Data entries
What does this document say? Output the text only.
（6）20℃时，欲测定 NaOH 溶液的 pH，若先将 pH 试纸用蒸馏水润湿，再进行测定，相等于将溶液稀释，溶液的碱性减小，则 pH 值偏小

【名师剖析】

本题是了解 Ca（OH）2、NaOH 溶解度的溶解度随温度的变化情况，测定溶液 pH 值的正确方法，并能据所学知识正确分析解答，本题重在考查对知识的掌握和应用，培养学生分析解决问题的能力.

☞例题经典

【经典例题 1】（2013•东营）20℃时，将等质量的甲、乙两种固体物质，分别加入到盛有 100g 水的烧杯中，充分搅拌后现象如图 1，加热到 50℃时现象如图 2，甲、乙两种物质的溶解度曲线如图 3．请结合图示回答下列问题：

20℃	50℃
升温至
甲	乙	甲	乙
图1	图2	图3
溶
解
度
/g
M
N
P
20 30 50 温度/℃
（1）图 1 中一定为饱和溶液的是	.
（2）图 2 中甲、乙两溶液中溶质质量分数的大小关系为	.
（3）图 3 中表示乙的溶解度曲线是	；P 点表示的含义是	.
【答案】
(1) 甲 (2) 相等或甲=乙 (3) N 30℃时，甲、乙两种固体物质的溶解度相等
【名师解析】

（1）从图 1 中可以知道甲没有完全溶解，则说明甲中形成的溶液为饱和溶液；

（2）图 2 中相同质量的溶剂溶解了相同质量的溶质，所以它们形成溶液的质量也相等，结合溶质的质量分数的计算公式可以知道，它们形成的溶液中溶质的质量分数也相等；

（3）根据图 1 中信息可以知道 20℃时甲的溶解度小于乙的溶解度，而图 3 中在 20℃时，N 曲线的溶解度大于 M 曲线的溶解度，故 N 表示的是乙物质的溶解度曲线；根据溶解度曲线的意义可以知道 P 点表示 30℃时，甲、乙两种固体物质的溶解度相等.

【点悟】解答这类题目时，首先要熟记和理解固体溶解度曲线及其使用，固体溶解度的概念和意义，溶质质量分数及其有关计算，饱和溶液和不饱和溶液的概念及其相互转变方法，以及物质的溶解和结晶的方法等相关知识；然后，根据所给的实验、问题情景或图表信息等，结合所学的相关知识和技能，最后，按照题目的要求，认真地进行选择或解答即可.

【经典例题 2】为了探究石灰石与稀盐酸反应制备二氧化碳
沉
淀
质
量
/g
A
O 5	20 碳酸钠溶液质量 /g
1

...

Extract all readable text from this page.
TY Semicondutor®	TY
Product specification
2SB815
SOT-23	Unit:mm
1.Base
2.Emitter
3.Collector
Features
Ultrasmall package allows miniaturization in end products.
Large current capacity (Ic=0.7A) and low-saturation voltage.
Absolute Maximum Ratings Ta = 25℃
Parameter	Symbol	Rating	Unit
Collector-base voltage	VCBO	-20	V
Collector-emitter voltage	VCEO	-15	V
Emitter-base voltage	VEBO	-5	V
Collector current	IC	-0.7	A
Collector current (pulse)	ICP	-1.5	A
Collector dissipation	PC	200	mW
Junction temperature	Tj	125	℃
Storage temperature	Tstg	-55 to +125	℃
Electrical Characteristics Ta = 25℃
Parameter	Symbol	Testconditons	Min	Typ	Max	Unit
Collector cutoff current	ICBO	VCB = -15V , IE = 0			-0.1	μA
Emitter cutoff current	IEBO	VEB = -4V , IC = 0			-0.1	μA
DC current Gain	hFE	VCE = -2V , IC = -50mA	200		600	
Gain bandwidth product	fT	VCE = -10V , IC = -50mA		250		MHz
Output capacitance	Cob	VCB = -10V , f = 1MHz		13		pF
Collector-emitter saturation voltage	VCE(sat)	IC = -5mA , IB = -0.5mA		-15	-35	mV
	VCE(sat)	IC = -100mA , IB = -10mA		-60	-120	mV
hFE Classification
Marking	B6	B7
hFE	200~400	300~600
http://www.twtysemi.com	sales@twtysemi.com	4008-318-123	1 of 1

---

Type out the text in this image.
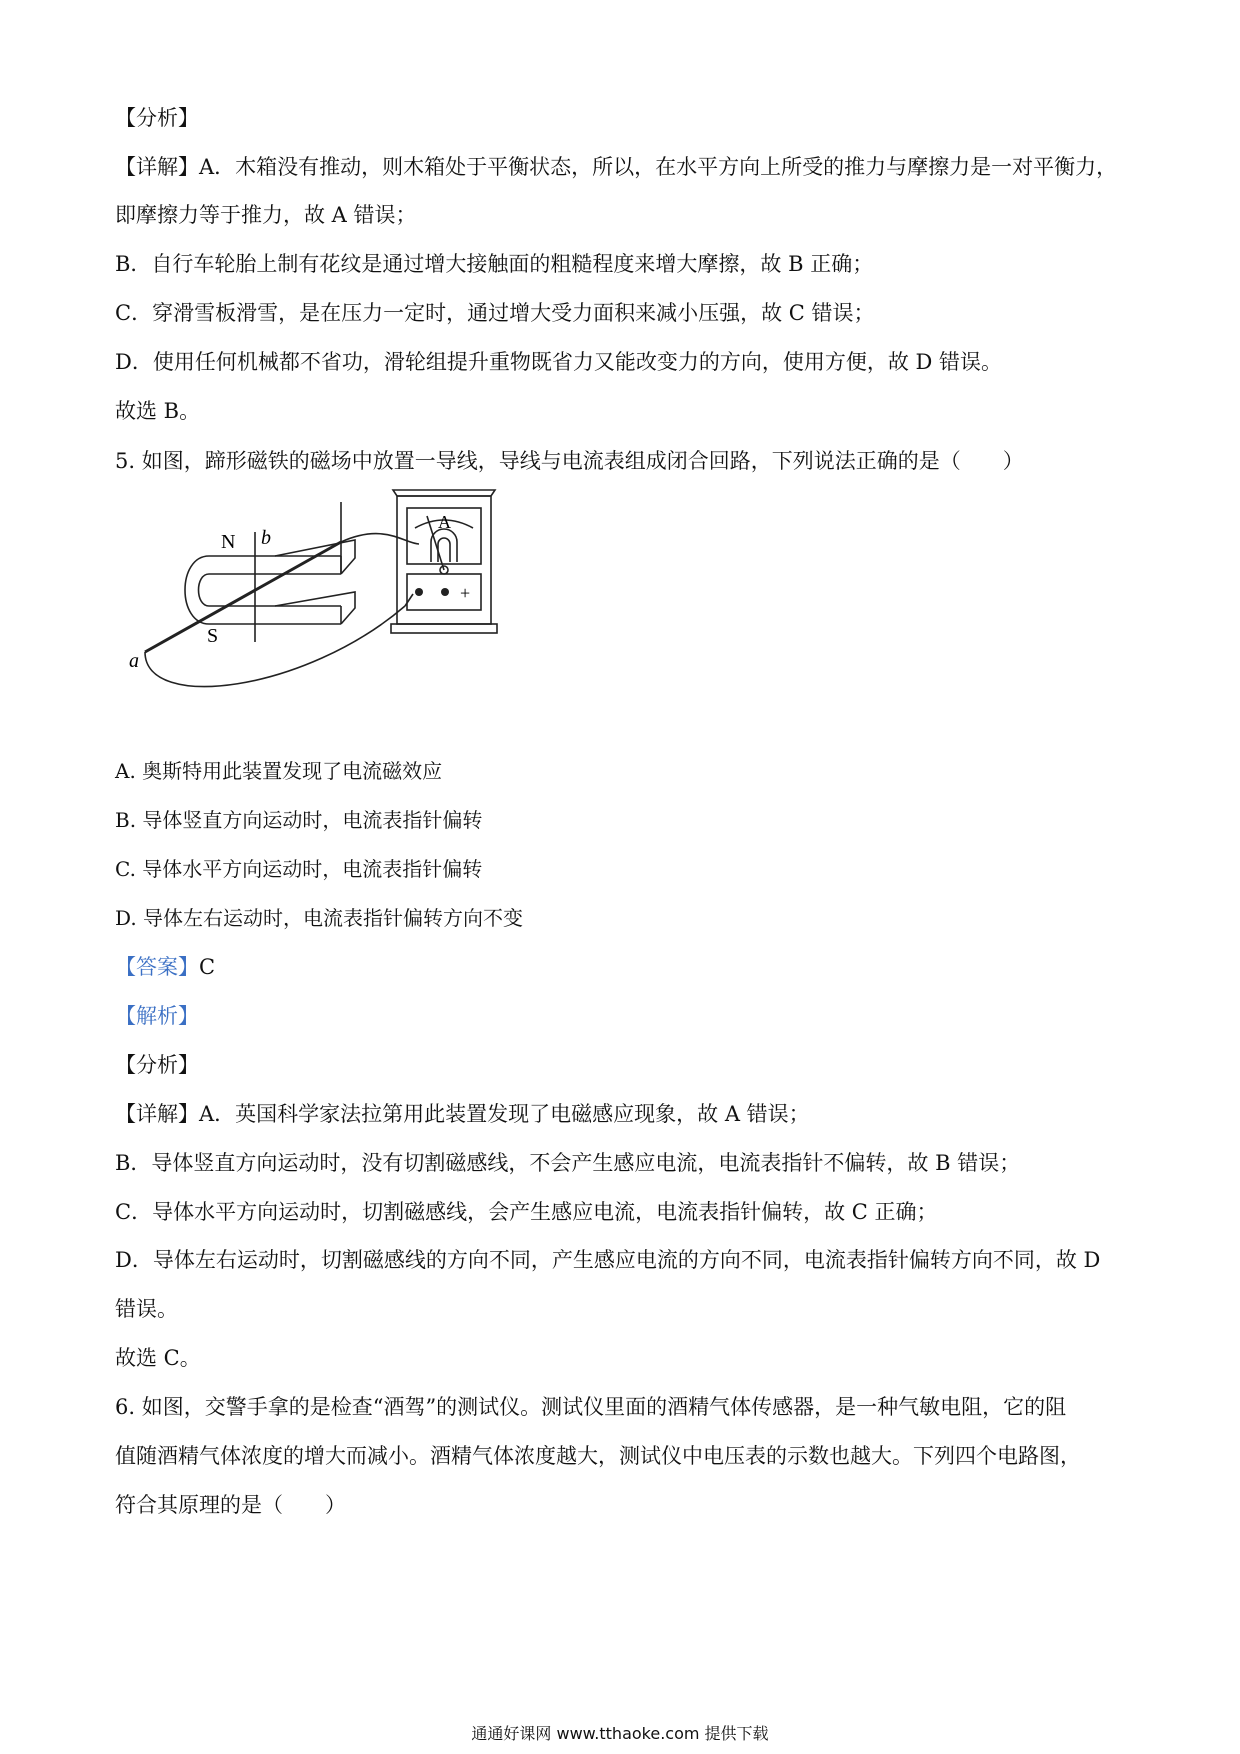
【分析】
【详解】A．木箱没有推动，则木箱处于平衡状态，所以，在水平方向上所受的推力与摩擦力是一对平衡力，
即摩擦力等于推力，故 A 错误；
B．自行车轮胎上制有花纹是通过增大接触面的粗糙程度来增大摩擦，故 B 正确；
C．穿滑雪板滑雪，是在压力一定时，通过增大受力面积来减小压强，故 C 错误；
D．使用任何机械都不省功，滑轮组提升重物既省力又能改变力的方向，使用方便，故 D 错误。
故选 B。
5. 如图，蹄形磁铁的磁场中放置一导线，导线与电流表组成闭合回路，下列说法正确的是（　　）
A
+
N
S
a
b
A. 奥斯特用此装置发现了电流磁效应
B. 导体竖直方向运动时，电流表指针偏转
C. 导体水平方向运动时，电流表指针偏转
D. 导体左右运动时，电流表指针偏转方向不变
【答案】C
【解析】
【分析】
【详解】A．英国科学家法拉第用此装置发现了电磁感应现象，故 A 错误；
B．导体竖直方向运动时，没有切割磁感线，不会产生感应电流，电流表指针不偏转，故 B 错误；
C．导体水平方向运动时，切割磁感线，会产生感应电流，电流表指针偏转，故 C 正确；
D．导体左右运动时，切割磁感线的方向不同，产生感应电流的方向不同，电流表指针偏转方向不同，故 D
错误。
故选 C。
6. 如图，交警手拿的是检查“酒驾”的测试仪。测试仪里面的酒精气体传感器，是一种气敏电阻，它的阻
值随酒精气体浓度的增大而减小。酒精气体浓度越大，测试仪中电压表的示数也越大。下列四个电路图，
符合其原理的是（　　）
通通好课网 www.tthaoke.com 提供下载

#### Task requirements
Track down the lines that include the word "导体竖直方向运动时" and copy them.

#### Result of this task
B. 导体竖直方向运动时，电流表指针偏转
B．导体竖直方向运动时，没有切割磁感线，不会产生感应电流，电流表指针不偏转，故 B 错误；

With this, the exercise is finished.